> [EXERCISE BRIEF]
Leaving out the pictures, please retype each record exactly.

> [STORED RECORDS]
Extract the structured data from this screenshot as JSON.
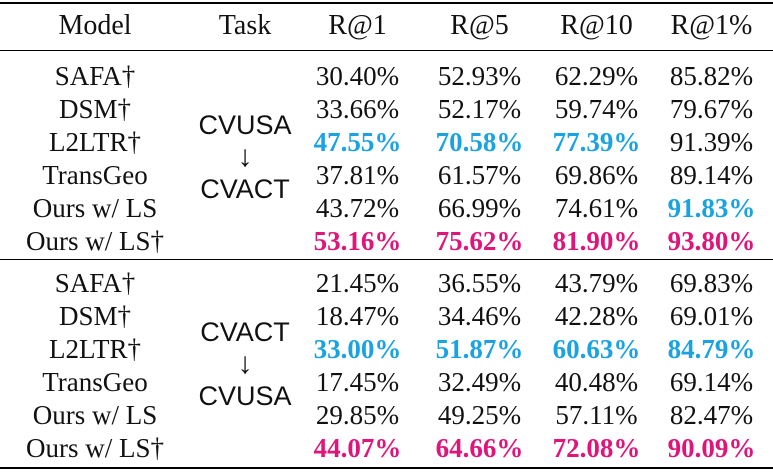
{
  "header": {
    "model": "Model",
    "task": "Task",
    "r1": "R@1",
    "r5": "R@5",
    "r10": "R@10",
    "r1p": "R@1%"
  },
  "groups": [
    {
      "task_from": "CVUSA",
      "arrow": "↓",
      "task_to": "CVACT",
      "rows": [
        {
          "model": "SAFA†",
          "r1": "30.40%",
          "r5": "52.93%",
          "r10": "62.29%",
          "r1p": "85.82%"
        },
        {
          "model": "DSM†",
          "r1": "33.66%",
          "r5": "52.17%",
          "r10": "59.74%",
          "r1p": "79.67%"
        },
        {
          "model": "L2LTR†",
          "r1": "47.55%",
          "r5": "70.58%",
          "r10": "77.39%",
          "r1p": "91.39%"
        },
        {
          "model": "TransGeo",
          "r1": "37.81%",
          "r5": "61.57%",
          "r10": "69.86%",
          "r1p": "89.14%"
        },
        {
          "model": "Ours w/ LS",
          "r1": "43.72%",
          "r5": "66.99%",
          "r10": "74.61%",
          "r1p": "91.83%"
        },
        {
          "model": "Ours w/ LS†",
          "r1": "53.16%",
          "r5": "75.62%",
          "r10": "81.90%",
          "r1p": "93.80%"
        }
      ]
    },
    {
      "task_from": "CVACT",
      "arrow": "↓",
      "task_to": "CVUSA",
      "rows": [
        {
          "model": "SAFA†",
          "r1": "21.45%",
          "r5": "36.55%",
          "r10": "43.79%",
          "r1p": "69.83%"
        },
        {
          "model": "DSM†",
          "r1": "18.47%",
          "r5": "34.46%",
          "r10": "42.28%",
          "r1p": "69.01%"
        },
        {
          "model": "L2LTR†",
          "r1": "33.00%",
          "r5": "51.87%",
          "r10": "60.63%",
          "r1p": "84.79%"
        },
        {
          "model": "TransGeo",
          "r1": "17.45%",
          "r5": "32.49%",
          "r10": "40.48%",
          "r1p": "69.14%"
        },
        {
          "model": "Ours w/ LS",
          "r1": "29.85%",
          "r5": "49.25%",
          "r10": "57.11%",
          "r1p": "82.47%"
        },
        {
          "model": "Ours w/ LS†",
          "r1": "44.07%",
          "r5": "64.66%",
          "r10": "72.08%",
          "r1p": "90.09%"
        }
      ]
    }
  ],
  "colors": {
    "best": "#e0157a",
    "second": "#1aa3e0"
  }
}
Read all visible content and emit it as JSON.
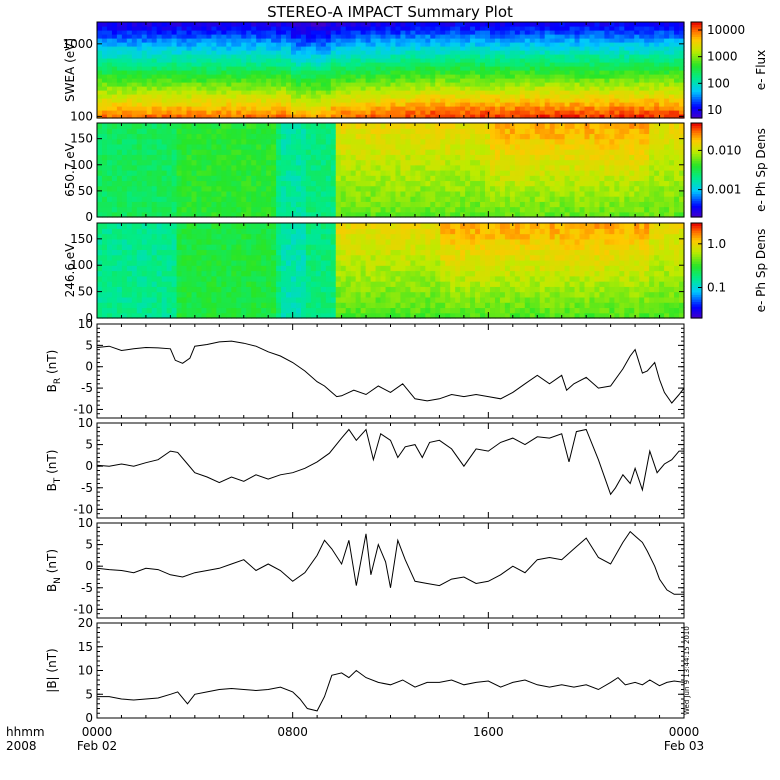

> [SOLUTION TO THE PROBLEM]
Extract the structured data from this screenshot as JSON.
{
  "header": {
    "model": "Model",
    "task": "Task",
    "r1": "R@1",
    "r5": "R@5",
    "r10": "R@10",
    "r1p": "R@1%"
  },
  "groups": [
    {
      "task_from": "CVUSA",
      "arrow": "↓",
      "task_to": "CVACT",
      "rows": [
        {
          "model": "SAFA†",
          "r1": "30.40%",
          "r5": "52.93%",
          "r10": "62.29%",
          "r1p": "85.82%"
        },
        {
          "model": "DSM†",
          "r1": "33.66%",
          "r5": "52.17%",
          "r10": "59.74%",
          "r1p": "79.67%"
        },
        {
          "model": "L2LTR†",
          "r1": "47.55%",
          "r5": "70.58%",
          "r10": "77.39%",
          "r1p": "91.39%"
        },
        {
          "model": "TransGeo",
          "r1": "37.81%",
          "r5": "61.57%",
          "r10": "69.86%",
          "r1p": "89.14%"
        },
        {
          "model": "Ours w/ LS",
          "r1": "43.72%",
          "r5": "66.99%",
          "r10": "74.61%",
          "r1p": "91.83%"
        },
        {
          "model": "Ours w/ LS†",
          "r1": "53.16%",
          "r5": "75.62%",
          "r10": "81.90%",
          "r1p": "93.80%"
        }
      ]
    },
    {
      "task_from": "CVACT",
      "arrow": "↓",
      "task_to": "CVUSA",
      "rows": [
        {
          "model": "SAFA†",
          "r1": "21.45%",
          "r5": "36.55%",
          "r10": "43.79%",
          "r1p": "69.83%"
        },
        {
          "model": "DSM†",
          "r1": "18.47%",
          "r5": "34.46%",
          "r10": "42.28%",
          "r1p": "69.01%"
        },
        {
          "model": "L2LTR†",
          "r1": "33.00%",
          "r5": "51.87%",
          "r10": "60.63%",
          "r1p": "84.79%"
        },
        {
          "model": "TransGeo",
          "r1": "17.45%",
          "r5": "32.49%",
          "r10": "40.48%",
          "r1p": "69.14%"
        },
        {
          "model": "Ours w/ LS",
          "r1": "29.85%",
          "r5": "49.25%",
          "r10": "57.11%",
          "r1p": "82.47%"
        },
        {
          "model": "Ours w/ LS†",
          "r1": "44.07%",
          "r5": "64.66%",
          "r10": "72.08%",
          "r1p": "90.09%"
        }
      ]
    }
  ],
  "colors": {
    "best": "#e0157a",
    "second": "#1aa3e0"
  }
}
Read all visible content and emit it as JSON.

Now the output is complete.